SHORT EXERCISE: Reproduce verbatim every line from the start of the records down through the line containing "desktop-icon-label: Movavi Video", including that line.

(Records of where elements appear)
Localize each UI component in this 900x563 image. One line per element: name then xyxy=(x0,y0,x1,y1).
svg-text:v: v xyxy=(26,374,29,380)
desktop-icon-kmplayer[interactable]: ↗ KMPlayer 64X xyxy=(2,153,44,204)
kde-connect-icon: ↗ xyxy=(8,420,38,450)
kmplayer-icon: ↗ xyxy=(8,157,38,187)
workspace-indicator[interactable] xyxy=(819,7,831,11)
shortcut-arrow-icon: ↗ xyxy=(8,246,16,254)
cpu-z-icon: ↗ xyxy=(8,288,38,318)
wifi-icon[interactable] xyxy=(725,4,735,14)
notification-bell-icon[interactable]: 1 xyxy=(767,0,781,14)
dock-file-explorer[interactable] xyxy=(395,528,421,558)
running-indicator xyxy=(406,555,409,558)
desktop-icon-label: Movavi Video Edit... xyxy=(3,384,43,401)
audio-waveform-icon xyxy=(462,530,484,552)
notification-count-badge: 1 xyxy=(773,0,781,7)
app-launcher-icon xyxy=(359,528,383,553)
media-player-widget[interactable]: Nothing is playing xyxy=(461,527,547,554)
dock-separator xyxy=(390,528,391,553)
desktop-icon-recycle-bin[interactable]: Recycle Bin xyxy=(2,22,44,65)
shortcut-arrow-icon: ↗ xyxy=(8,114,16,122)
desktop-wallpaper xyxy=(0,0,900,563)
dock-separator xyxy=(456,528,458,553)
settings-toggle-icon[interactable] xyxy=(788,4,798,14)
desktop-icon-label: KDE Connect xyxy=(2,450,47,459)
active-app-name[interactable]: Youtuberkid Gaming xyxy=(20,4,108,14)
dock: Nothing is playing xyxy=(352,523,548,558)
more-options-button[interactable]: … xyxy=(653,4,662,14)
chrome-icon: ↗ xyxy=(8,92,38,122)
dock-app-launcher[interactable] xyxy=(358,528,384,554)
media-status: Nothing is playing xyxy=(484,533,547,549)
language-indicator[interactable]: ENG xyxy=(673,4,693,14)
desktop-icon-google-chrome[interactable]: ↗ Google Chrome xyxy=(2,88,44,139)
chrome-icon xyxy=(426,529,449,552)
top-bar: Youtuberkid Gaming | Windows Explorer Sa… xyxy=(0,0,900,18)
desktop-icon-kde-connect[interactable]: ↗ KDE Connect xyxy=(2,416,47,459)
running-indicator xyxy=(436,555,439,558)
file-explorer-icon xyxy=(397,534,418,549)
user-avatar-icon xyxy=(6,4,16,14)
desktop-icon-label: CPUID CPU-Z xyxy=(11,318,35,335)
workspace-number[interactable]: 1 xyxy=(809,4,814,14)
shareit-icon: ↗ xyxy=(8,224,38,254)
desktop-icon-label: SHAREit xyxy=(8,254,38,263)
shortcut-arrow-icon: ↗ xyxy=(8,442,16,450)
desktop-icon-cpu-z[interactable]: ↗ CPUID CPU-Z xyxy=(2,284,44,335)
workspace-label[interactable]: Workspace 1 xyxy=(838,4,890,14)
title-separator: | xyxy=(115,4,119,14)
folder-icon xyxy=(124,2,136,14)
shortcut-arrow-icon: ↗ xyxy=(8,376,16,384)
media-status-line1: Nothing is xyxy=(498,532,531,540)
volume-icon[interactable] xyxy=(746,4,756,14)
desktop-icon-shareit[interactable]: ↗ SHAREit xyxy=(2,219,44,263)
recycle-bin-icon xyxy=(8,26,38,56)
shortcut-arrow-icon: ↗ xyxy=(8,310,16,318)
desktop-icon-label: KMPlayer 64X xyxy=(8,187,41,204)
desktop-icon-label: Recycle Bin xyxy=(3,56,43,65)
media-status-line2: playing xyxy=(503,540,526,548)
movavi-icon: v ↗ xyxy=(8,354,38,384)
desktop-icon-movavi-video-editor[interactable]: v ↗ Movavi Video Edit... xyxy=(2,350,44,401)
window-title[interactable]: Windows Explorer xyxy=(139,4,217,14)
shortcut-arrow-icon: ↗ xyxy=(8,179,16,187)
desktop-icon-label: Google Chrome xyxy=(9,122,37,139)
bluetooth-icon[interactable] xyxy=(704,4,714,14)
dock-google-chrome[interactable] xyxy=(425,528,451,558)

CORRECT ANSWER:
Localize each UI component in this 900x563 image. One line per element: name then xyxy=(x0,y0,x1,y1).
svg-text:v: v xyxy=(26,374,29,380)
desktop-icon-kmplayer[interactable]: ↗ KMPlayer 64X xyxy=(2,153,44,204)
kde-connect-icon: ↗ xyxy=(8,420,38,450)
kmplayer-icon: ↗ xyxy=(8,157,38,187)
workspace-indicator[interactable] xyxy=(819,7,831,11)
shortcut-arrow-icon: ↗ xyxy=(8,246,16,254)
cpu-z-icon: ↗ xyxy=(8,288,38,318)
wifi-icon[interactable] xyxy=(725,4,735,14)
notification-bell-icon[interactable]: 1 xyxy=(767,0,781,14)
dock-file-explorer[interactable] xyxy=(395,528,421,558)
running-indicator xyxy=(406,555,409,558)
desktop-icon-label: Movavi Video Edit... xyxy=(3,384,43,401)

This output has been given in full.